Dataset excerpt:
#####

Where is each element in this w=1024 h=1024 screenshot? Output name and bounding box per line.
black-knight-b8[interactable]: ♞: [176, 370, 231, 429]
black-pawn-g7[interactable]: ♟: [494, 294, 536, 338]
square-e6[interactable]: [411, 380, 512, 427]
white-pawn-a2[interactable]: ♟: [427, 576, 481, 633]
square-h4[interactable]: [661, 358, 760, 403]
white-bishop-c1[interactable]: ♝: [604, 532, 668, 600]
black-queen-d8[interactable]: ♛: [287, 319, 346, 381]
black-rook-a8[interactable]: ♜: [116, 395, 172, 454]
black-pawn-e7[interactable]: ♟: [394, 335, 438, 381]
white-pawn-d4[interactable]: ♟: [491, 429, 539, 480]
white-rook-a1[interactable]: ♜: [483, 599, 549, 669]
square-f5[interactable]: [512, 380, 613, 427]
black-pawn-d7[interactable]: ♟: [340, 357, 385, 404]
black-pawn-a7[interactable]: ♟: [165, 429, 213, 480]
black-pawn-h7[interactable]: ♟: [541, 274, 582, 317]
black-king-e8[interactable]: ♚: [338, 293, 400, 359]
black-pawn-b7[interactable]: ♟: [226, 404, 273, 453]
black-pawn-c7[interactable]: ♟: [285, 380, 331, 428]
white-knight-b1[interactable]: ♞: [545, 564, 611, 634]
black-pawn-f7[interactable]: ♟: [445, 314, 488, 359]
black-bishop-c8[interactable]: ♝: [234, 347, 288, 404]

#####

## What is being asked
Collect each line of the listing above that contains the string "rook", matching case exactly.

## Reply to the task
black-rook-a8[interactable]: ♜: [116, 395, 172, 454]
white-rook-a1[interactable]: ♜: [483, 599, 549, 669]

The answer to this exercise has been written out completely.